Some records:
= = =

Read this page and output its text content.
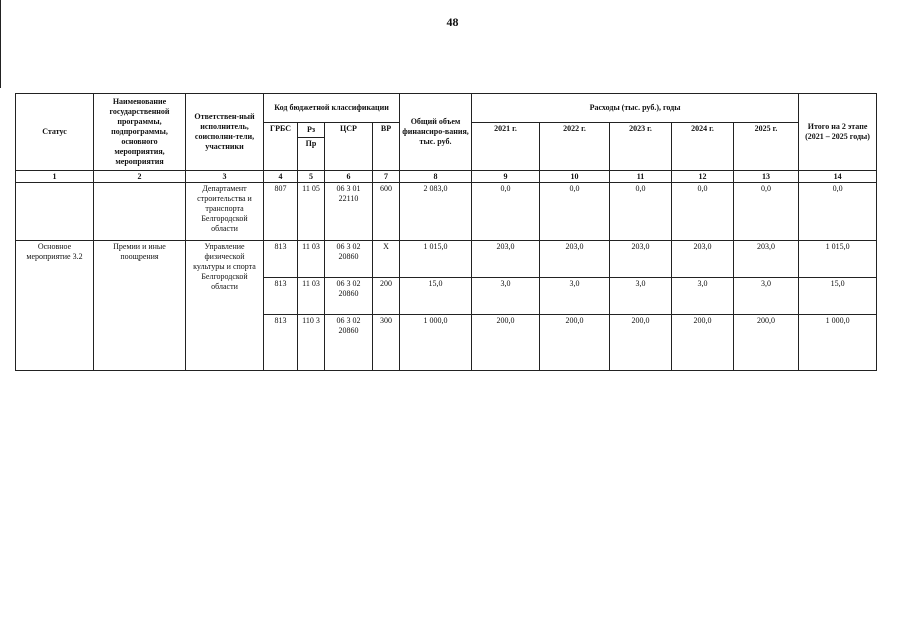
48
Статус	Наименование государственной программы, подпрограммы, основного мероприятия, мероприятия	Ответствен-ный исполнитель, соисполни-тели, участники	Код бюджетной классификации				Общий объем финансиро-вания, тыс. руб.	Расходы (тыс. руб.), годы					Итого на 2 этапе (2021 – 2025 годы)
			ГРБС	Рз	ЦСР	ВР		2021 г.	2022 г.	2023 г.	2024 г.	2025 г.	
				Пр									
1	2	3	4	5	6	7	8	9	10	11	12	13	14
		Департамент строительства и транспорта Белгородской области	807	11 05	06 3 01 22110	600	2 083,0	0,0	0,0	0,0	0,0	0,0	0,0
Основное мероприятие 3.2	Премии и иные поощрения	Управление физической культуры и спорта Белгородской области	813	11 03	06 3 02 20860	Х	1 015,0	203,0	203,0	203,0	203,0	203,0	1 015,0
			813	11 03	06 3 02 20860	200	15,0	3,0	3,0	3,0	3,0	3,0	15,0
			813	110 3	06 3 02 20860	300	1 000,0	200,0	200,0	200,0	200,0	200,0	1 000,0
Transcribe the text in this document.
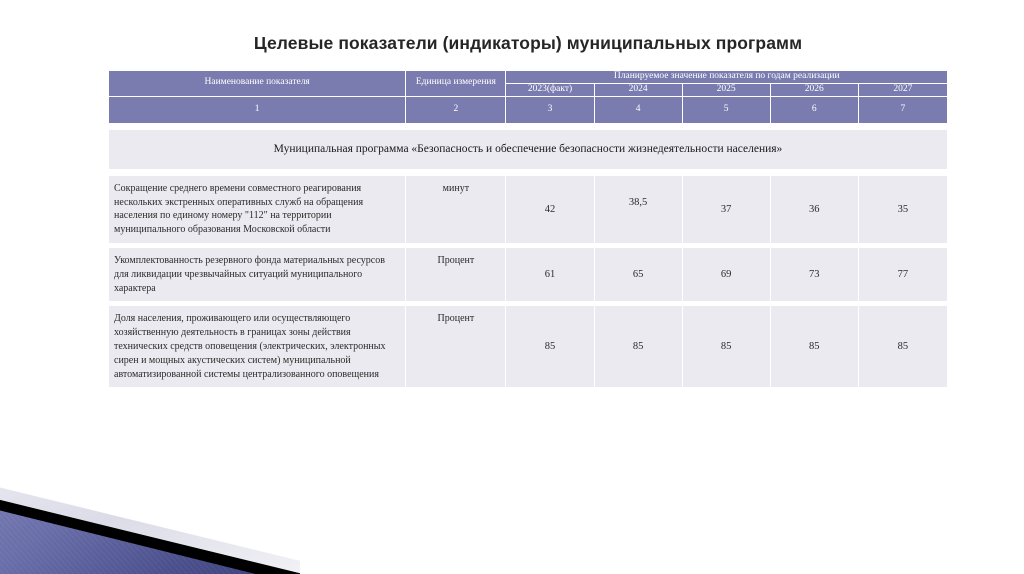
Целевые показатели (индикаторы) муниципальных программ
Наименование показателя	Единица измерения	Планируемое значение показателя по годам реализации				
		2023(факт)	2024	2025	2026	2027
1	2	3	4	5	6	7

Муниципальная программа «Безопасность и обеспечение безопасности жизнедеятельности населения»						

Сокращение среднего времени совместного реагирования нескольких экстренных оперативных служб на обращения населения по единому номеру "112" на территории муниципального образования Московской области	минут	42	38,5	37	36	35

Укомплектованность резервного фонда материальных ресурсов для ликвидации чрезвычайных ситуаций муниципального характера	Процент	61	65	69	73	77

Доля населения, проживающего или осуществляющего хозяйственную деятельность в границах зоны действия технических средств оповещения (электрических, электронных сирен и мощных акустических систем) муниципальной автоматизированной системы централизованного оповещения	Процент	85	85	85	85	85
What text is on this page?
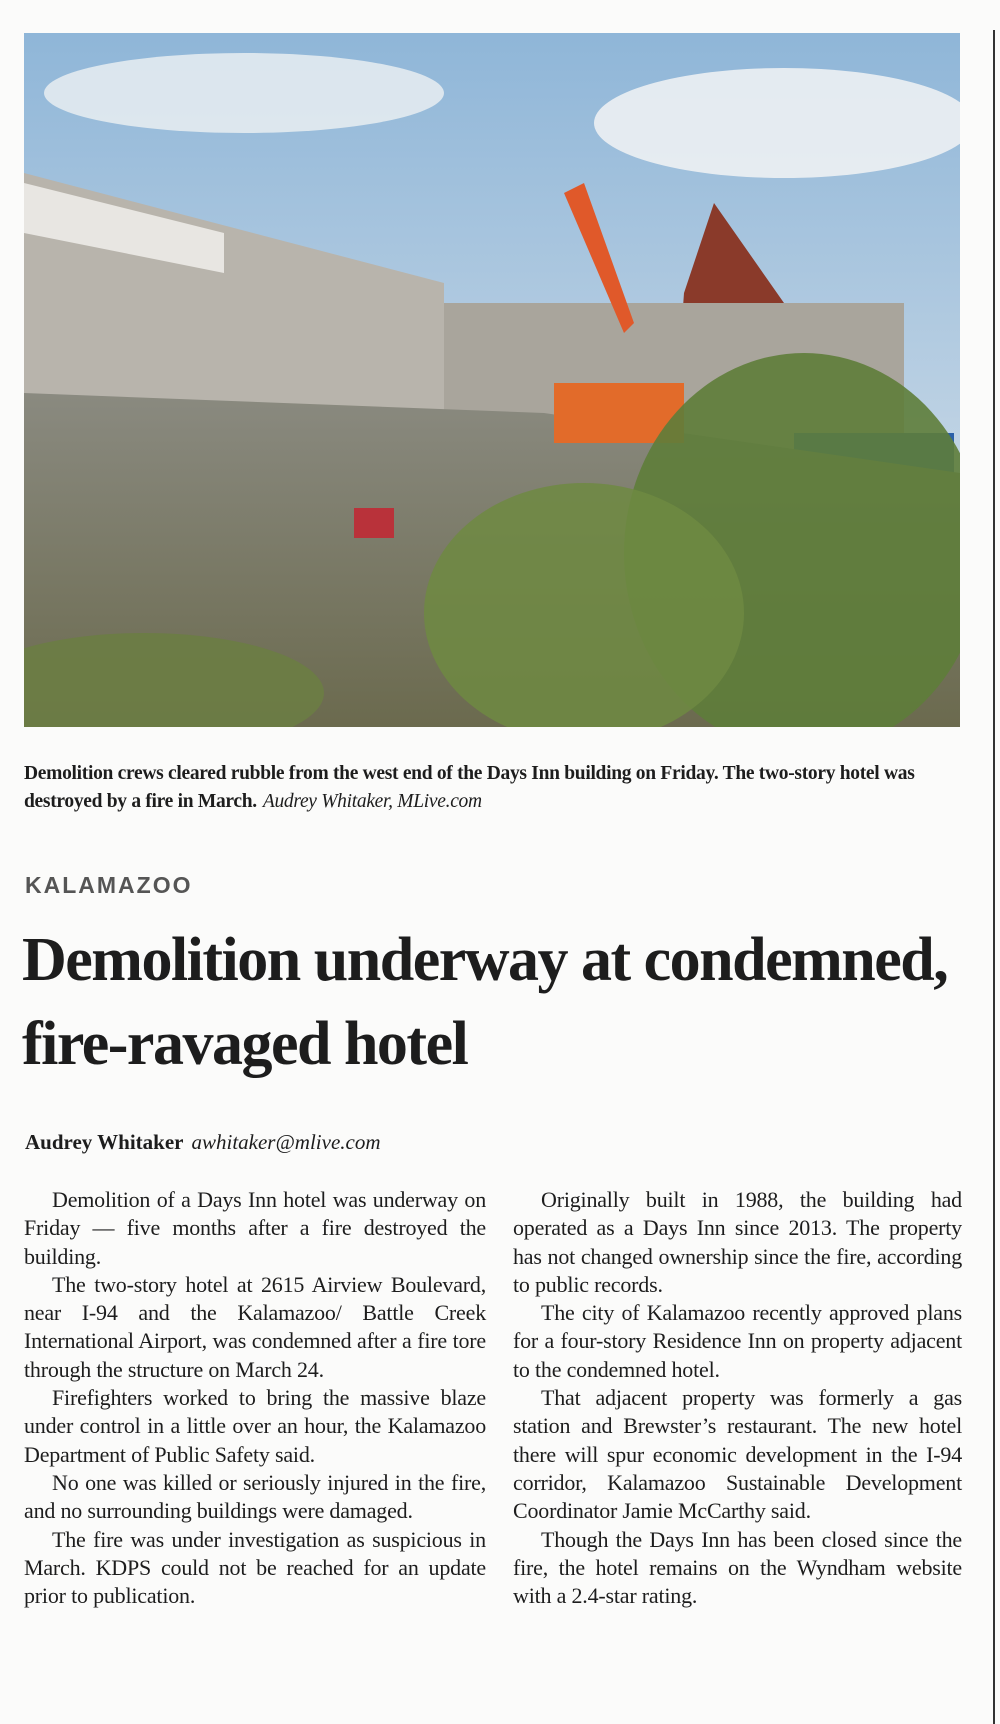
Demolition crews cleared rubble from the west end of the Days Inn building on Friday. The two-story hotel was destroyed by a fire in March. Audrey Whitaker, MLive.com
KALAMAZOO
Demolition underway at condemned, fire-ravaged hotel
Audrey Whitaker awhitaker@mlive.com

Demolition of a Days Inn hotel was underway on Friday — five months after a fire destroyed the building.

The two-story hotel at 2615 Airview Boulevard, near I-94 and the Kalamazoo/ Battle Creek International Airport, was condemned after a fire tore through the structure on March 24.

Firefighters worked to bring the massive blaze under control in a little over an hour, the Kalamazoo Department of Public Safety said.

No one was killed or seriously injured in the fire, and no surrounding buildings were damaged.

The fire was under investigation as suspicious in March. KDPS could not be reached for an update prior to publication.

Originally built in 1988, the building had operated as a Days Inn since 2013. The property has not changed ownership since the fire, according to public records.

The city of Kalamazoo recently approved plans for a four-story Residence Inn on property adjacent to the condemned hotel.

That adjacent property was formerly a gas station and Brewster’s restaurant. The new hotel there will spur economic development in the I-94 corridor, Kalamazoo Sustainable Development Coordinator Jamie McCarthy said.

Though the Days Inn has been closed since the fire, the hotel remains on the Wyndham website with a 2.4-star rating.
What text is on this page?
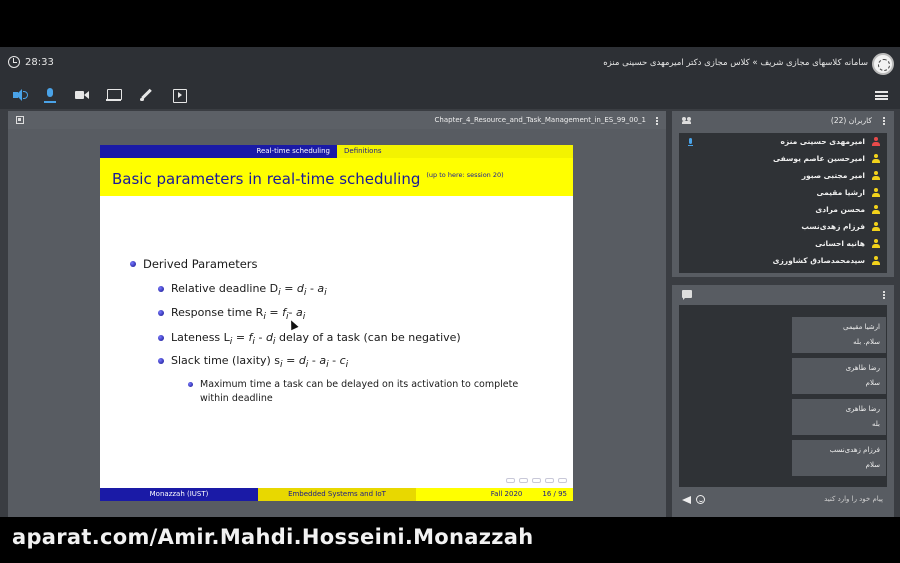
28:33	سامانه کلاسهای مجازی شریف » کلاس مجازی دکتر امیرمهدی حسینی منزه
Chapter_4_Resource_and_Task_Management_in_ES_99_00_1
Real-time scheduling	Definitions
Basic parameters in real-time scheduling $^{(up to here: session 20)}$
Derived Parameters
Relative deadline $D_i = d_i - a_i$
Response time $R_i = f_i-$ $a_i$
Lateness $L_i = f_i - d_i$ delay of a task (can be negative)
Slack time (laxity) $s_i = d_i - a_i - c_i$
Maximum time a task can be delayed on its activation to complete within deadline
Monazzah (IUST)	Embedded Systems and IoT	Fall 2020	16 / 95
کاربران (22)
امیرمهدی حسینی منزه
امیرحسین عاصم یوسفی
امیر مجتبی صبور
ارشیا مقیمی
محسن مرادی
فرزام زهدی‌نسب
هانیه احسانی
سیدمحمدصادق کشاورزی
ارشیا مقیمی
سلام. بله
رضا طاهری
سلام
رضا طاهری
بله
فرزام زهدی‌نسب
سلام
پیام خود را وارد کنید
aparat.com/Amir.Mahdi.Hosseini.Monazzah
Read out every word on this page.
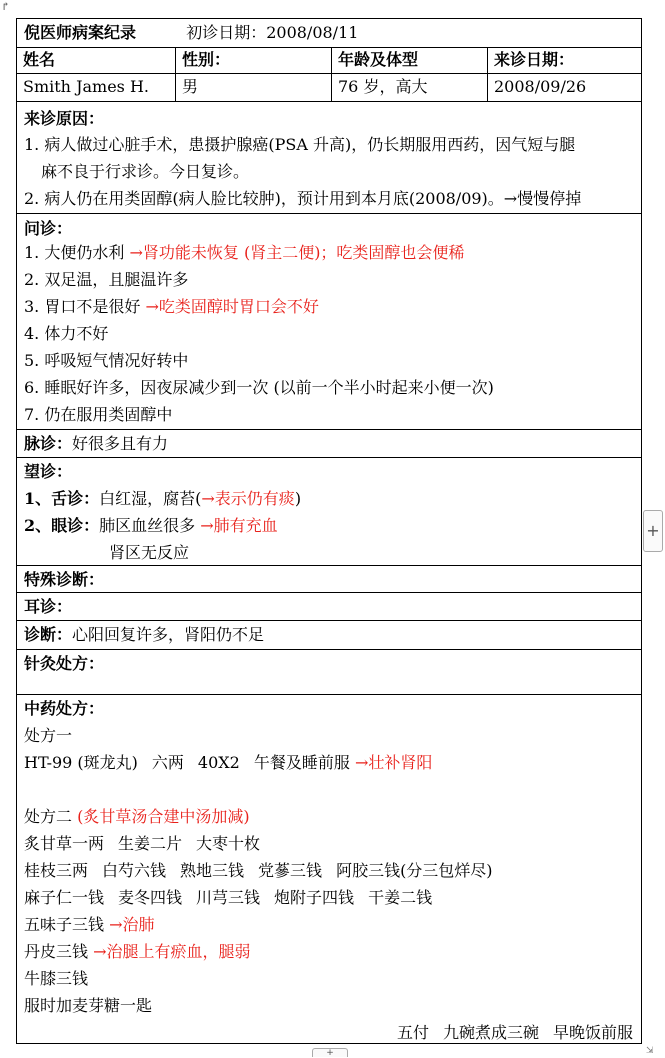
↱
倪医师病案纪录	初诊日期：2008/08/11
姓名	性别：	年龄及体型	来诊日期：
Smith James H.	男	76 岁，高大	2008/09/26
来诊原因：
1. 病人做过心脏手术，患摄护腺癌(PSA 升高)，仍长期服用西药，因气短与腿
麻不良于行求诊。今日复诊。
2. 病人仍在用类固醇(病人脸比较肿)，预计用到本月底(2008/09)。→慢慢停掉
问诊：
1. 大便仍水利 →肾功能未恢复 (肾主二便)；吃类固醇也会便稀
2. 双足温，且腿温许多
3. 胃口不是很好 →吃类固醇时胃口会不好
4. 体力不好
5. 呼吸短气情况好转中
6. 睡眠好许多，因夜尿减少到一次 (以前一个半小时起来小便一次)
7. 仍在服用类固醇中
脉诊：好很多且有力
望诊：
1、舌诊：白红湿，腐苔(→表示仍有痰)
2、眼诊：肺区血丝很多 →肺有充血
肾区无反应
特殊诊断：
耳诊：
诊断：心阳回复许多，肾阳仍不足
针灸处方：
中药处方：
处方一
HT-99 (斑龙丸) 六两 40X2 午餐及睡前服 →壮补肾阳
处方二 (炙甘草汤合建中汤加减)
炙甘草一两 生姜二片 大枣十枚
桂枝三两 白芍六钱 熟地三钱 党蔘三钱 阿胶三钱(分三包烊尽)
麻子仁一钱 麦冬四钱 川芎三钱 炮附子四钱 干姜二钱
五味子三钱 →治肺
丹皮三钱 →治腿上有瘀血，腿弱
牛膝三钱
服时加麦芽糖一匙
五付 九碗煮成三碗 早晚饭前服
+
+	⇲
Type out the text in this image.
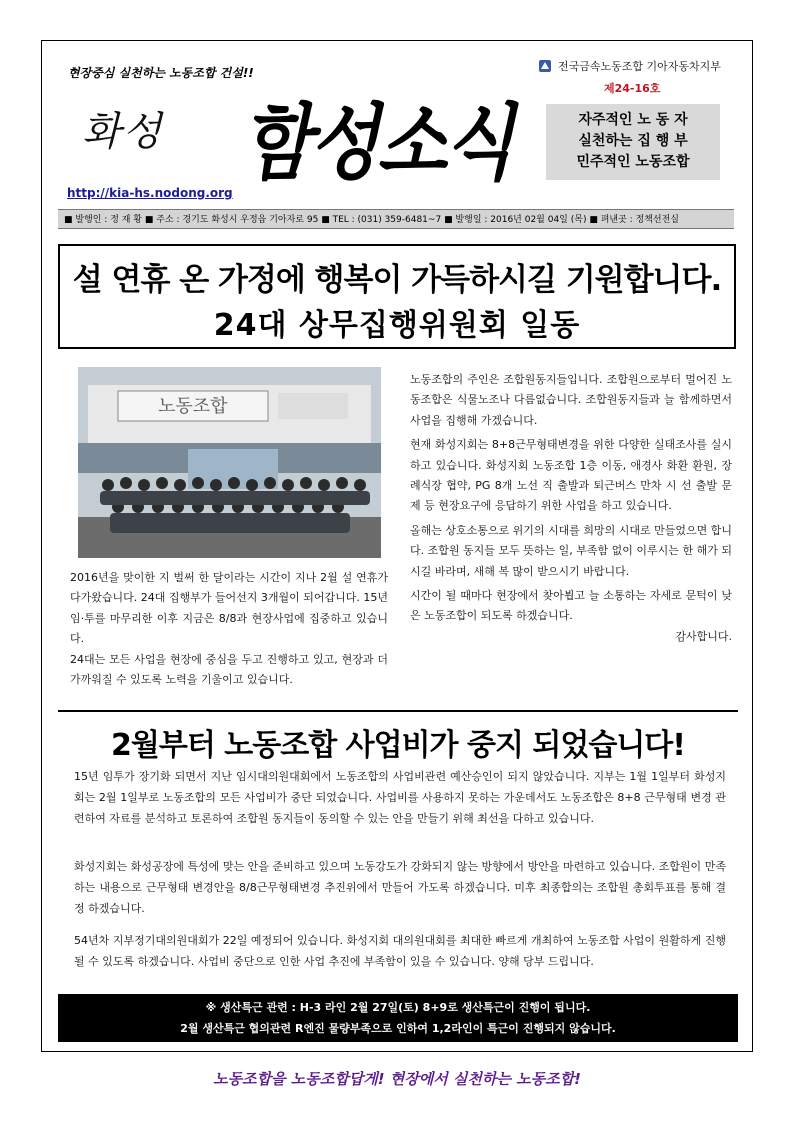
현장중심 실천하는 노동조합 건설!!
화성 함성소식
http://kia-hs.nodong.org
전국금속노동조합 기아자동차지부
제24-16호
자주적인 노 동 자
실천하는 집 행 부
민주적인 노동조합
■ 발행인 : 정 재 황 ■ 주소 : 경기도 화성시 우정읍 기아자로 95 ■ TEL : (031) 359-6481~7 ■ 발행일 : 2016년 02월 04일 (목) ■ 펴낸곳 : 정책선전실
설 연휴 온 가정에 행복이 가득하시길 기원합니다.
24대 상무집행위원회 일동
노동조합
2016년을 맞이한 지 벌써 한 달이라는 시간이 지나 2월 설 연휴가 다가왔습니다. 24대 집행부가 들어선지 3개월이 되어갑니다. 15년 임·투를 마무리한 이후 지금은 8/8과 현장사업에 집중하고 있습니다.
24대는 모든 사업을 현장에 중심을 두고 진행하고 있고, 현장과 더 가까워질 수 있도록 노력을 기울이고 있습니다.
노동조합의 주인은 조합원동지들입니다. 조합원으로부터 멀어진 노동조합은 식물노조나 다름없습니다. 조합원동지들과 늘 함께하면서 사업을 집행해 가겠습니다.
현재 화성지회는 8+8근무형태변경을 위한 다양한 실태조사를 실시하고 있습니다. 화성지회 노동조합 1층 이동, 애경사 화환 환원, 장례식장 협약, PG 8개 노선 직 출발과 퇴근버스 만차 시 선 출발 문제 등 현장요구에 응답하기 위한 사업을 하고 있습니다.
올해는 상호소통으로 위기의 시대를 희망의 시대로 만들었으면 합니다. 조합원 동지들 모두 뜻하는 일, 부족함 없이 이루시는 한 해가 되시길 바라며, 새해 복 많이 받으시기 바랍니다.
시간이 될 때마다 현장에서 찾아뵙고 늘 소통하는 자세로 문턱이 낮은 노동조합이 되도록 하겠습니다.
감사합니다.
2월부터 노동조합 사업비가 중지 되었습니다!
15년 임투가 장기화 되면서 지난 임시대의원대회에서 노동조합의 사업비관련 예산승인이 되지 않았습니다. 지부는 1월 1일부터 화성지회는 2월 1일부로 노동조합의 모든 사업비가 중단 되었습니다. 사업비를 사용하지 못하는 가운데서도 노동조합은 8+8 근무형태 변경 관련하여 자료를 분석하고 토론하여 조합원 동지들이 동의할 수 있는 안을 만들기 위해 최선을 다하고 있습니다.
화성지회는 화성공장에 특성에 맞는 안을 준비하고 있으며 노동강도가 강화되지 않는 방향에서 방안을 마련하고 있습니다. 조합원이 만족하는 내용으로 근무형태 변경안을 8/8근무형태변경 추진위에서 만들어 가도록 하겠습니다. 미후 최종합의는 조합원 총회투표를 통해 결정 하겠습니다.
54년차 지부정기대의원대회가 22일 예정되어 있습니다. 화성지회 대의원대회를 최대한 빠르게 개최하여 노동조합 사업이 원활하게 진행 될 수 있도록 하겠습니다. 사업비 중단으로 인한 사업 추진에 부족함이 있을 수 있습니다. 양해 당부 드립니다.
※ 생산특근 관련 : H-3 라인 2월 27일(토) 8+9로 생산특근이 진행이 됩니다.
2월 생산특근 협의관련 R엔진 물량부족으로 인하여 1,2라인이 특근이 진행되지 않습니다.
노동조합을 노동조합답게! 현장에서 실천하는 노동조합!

= = =

EXERCISE PROMPT:
Set out every line from the material that contains the string "adjacent".

EXERCISE SOLUTION:
The city of Kalamazoo recently approved plans for a four-story Residence Inn on property adjacent to the condemned hotel.
That adjacent property was formerly a gas station and Brewster’s restaurant. The new hotel there will spur economic development in the I-94 corridor, Kalamazoo Sustainable Development Coordinator Jamie McCarthy said.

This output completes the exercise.